(Records)
________

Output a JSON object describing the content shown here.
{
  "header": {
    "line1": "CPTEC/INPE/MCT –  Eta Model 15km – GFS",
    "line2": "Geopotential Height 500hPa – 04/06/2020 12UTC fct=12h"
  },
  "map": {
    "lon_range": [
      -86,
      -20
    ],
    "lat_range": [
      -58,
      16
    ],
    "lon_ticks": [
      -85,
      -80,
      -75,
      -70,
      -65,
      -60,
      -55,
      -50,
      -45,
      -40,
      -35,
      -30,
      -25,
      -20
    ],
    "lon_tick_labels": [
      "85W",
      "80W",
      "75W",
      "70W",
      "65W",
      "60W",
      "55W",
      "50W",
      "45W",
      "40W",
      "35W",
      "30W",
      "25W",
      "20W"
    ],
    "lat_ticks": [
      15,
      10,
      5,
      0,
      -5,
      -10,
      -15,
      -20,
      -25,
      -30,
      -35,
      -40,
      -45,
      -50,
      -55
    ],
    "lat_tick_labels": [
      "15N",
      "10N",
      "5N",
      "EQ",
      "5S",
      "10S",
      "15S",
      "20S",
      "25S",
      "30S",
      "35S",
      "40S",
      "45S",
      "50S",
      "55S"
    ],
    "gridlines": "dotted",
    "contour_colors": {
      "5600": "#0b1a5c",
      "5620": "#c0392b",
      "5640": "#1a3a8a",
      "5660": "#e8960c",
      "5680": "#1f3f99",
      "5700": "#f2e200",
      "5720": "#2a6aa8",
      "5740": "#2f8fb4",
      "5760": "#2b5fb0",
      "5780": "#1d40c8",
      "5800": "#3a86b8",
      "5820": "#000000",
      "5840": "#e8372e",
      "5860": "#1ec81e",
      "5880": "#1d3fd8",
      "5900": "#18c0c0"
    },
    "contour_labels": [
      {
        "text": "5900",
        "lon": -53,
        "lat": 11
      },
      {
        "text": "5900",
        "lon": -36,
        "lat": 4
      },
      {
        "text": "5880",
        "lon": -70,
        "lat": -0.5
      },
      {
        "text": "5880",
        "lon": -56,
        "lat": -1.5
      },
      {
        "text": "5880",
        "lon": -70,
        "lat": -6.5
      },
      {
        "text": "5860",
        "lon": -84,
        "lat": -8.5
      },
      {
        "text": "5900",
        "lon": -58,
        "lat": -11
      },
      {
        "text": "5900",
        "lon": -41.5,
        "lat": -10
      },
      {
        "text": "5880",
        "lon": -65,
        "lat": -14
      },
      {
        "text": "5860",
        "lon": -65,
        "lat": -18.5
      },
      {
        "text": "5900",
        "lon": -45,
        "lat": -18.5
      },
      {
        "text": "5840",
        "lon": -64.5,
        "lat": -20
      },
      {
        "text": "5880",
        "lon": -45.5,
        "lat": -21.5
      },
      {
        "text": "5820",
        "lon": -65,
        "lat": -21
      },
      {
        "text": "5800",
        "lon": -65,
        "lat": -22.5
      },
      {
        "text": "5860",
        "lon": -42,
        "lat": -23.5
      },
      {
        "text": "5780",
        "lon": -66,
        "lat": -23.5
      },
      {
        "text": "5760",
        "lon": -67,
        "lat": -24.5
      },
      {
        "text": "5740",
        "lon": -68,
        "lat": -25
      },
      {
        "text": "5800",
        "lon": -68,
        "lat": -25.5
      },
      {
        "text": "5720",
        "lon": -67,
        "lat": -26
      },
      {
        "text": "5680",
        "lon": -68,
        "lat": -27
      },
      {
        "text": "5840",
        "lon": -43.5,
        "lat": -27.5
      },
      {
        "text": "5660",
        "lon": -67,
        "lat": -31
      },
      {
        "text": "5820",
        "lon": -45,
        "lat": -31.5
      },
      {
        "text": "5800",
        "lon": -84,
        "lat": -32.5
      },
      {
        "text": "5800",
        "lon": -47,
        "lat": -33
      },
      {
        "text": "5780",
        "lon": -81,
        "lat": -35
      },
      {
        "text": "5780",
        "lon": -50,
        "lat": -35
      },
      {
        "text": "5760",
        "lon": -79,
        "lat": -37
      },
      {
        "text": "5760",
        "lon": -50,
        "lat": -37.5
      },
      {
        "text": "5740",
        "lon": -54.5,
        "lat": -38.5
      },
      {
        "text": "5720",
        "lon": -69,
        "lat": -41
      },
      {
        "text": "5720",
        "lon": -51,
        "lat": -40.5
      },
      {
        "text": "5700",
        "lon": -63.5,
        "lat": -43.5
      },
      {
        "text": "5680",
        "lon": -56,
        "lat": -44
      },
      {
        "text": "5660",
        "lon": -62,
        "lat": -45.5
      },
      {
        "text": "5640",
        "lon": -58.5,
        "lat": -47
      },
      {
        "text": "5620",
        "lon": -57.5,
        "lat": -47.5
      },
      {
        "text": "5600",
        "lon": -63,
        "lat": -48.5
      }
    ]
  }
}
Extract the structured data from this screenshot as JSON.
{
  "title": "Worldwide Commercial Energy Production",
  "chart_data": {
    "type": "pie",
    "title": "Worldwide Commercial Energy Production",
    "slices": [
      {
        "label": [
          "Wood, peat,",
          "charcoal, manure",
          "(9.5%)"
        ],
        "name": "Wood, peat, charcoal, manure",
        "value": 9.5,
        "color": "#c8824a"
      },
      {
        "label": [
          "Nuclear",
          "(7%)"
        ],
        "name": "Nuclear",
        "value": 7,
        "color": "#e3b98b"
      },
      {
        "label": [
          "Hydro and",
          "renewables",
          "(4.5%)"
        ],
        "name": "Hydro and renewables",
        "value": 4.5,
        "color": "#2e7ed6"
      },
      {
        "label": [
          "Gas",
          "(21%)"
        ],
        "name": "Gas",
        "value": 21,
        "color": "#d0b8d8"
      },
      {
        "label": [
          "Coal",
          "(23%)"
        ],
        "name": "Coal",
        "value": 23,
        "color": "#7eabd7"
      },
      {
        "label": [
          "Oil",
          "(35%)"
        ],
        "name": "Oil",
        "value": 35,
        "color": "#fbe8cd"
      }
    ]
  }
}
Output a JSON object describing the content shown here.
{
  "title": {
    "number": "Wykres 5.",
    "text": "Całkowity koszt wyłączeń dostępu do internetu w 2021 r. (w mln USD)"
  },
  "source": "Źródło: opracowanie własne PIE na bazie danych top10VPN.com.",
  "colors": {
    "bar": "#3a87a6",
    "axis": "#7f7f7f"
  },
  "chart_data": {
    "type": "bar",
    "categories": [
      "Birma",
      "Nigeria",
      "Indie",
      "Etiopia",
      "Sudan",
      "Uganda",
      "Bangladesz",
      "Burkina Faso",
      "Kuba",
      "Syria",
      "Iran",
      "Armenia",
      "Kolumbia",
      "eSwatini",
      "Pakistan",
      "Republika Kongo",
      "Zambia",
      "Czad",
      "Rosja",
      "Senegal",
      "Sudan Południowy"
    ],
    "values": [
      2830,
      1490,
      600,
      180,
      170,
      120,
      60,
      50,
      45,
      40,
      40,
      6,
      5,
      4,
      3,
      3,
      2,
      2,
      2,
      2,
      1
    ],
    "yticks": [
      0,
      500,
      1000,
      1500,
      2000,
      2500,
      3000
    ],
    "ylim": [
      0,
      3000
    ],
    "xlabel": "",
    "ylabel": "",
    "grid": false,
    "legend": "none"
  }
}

________

WHAT NEEDS TO BE DONE =>
Print the complete listing again, exactly as it stands.

REPLY =>
Output a JSON object describing the content shown here.
{
  "header": {
    "line1": "CPTEC/INPE/MCT –  Eta Model 15km – GFS",
    "line2": "Geopotential Height 500hPa – 04/06/2020 12UTC fct=12h"
  },
  "map": {
    "lon_range": [
      -86,
      -20
    ],
    "lat_range": [
      -58,
      16
    ],
    "lon_ticks": [
      -85,
      -80,
      -75,
      -70,
      -65,
      -60,
      -55,
      -50,
      -45,
      -40,
      -35,
      -30,
      -25,
      -20
    ],
    "lon_tick_labels": [
      "85W",
      "80W",
      "75W",
      "70W",
      "65W",
      "60W",
      "55W",
      "50W",
      "45W",
      "40W",
      "35W",
      "30W",
      "25W",
      "20W"
    ],
    "lat_ticks": [
      15,
      10,
      5,
      0,
      -5,
      -10,
      -15,
      -20,
      -25,
      -30,
      -35,
      -40,
      -45,
      -50,
      -55
    ],
    "lat_tick_labels": [
      "15N",
      "10N",
      "5N",
      "EQ",
      "5S",
      "10S",
      "15S",
      "20S",
      "25S",
      "30S",
      "35S",
      "40S",
      "45S",
      "50S",
      "55S"
    ],
    "gridlines": "dotted",
    "contour_colors": {
      "5600": "#0b1a5c",
      "5620": "#c0392b",
      "5640": "#1a3a8a",
      "5660": "#e8960c",
      "5680": "#1f3f99",
      "5700": "#f2e200",
      "5720": "#2a6aa8",
      "5740": "#2f8fb4",
      "5760": "#2b5fb0",
      "5780": "#1d40c8",
      "5800": "#3a86b8",
      "5820": "#000000",
      "5840": "#e8372e",
      "5860": "#1ec81e",
      "5880": "#1d3fd8",
      "5900": "#18c0c0"
    },
    "contour_labels": [
      {
        "text": "5900",
        "lon": -53,
        "lat": 11
      },
      {
        "text": "5900",
        "lon": -36,
        "lat": 4
      },
      {
        "text": "5880",
        "lon": -70,
        "lat": -0.5
      },
      {
        "text": "5880",
        "lon": -56,
        "lat": -1.5
      },
      {
        "text": "5880",
        "lon": -70,
        "lat": -6.5
      },
      {
        "text": "5860",
        "lon": -84,
        "lat": -8.5
      },
      {
        "text": "5900",
        "lon": -58,
        "lat": -11
      },
      {
        "text": "5900",
        "lon": -41.5,
        "lat": -10
      },
      {
        "text": "5880",
        "lon": -65,
        "lat": -14
      },
      {
        "text": "5860",
        "lon": -65,
        "lat": -18.5
      },
      {
        "text": "5900",
        "lon": -45,
        "lat": -18.5
      },
      {
        "text": "5840",
        "lon": -64.5,
        "lat": -20
      },
      {
        "text": "5880",
        "lon": -45.5,
        "lat": -21.5
      },
      {
        "text": "5820",
        "lon": -65,
        "lat": -21
      },
      {
        "text": "5800",
        "lon": -65,
        "lat": -22.5
      },
      {
        "text": "5860",
        "lon": -42,
        "lat": -23.5
      },
      {
        "text": "5780",
        "lon": -66,
        "lat": -23.5
      },
      {
        "text": "5760",
        "lon": -67,
        "lat": -24.5
      },
      {
        "text": "5740",
        "lon": -68,
        "lat": -25
      },
      {
        "text": "5800",
        "lon": -68,
        "lat": -25.5
      },
      {
        "text": "5720",
        "lon": -67,
        "lat": -26
      },
      {
        "text": "5680",
        "lon": -68,
        "lat": -27
      },
      {
        "text": "5840",
        "lon": -43.5,
        "lat": -27.5
      },
      {
        "text": "5660",
        "lon": -67,
        "lat": -31
      },
      {
        "text": "5820",
        "lon": -45,
        "lat": -31.5
      },
      {
        "text": "5800",
        "lon": -84,
        "lat": -32.5
      },
      {
        "text": "5800",
        "lon": -47,
        "lat": -33
      },
      {
        "text": "5780",
        "lon": -81,
        "lat": -35
      },
      {
        "text": "5780",
        "lon": -50,
        "lat": -35
      },
      {
        "text": "5760",
        "lon": -79,
        "lat": -37
      },
      {
        "text": "5760",
        "lon": -50,
        "lat": -37.5
      },
      {
        "text": "5740",
        "lon": -54.5,
        "lat": -38.5
      },
      {
        "text": "5720",
        "lon": -69,
        "lat": -41
      },
      {
        "text": "5720",
        "lon": -51,
        "lat": -40.5
      },
      {
        "text": "5700",
        "lon": -63.5,
        "lat": -43.5
      },
      {
        "text": "5680",
        "lon": -56,
        "lat": -44
      },
      {
        "text": "5660",
        "lon": -62,
        "lat": -45.5
      },
      {
        "text": "5640",
        "lon": -58.5,
        "lat": -47
      },
      {
        "text": "5620",
        "lon": -57.5,
        "lat": -47.5
      },
      {
        "text": "5600",
        "lon": -63,
        "lat": -48.5
      }
    ]
  }
}
Extract the structured data from this screenshot as JSON.
{
  "title": "Worldwide Commercial Energy Production",
  "chart_data": {
    "type": "pie",
    "title": "Worldwide Commercial Energy Production",
    "slices": [
      {
        "label": [
          "Wood, peat,",
          "charcoal, manure",
          "(9.5%)"
        ],
        "name": "Wood, peat, charcoal, manure",
        "value": 9.5,
        "color": "#c8824a"
      },
      {
        "label": [
          "Nuclear",
          "(7%)"
        ],
        "name": "Nuclear",
        "value": 7,
        "color": "#e3b98b"
      },
      {
        "label": [
          "Hydro and",
          "renewables",
          "(4.5%)"
        ],
        "name": "Hydro and renewables",
        "value": 4.5,
        "color": "#2e7ed6"
      },
      {
        "label": [
          "Gas",
          "(21%)"
        ],
        "name": "Gas",
        "value": 21,
        "color": "#d0b8d8"
      },
      {
        "label": [
          "Coal",
          "(23%)"
        ],
        "name": "Coal",
        "value": 23,
        "color": "#7eabd7"
      },
      {
        "label": [
          "Oil",
          "(35%)"
        ],
        "name": "Oil",
        "value": 35,
        "color": "#fbe8cd"
      }
    ]
  }
}
Output a JSON object describing the content shown here.
{
  "title": {
    "number": "Wykres 5.",
    "text": "Całkowity koszt wyłączeń dostępu do internetu w 2021 r. (w mln USD)"
  },
  "source": "Źródło: opracowanie własne PIE na bazie danych top10VPN.com.",
  "colors": {
    "bar": "#3a87a6",
    "axis": "#7f7f7f"
  },
  "chart_data": {
    "type": "bar",
    "categories": [
      "Birma",
      "Nigeria",
      "Indie",
      "Etiopia",
      "Sudan",
      "Uganda",
      "Bangladesz",
      "Burkina Faso",
      "Kuba",
      "Syria",
      "Iran",
      "Armenia",
      "Kolumbia",
      "eSwatini",
      "Pakistan",
      "Republika Kongo",
      "Zambia",
      "Czad",
      "Rosja",
      "Senegal",
      "Sudan Południowy"
    ],
    "values": [
      2830,
      1490,
      600,
      180,
      170,
      120,
      60,
      50,
      45,
      40,
      40,
      6,
      5,
      4,
      3,
      3,
      2,
      2,
      2,
      2,
      1
    ],
    "yticks": [
      0,
      500,
      1000,
      1500,
      2000,
      2500,
      3000
    ],
    "ylim": [
      0,
      3000
    ],
    "xlabel": "",
    "ylabel": "",
    "grid": false,
    "legend": "none"
  }
}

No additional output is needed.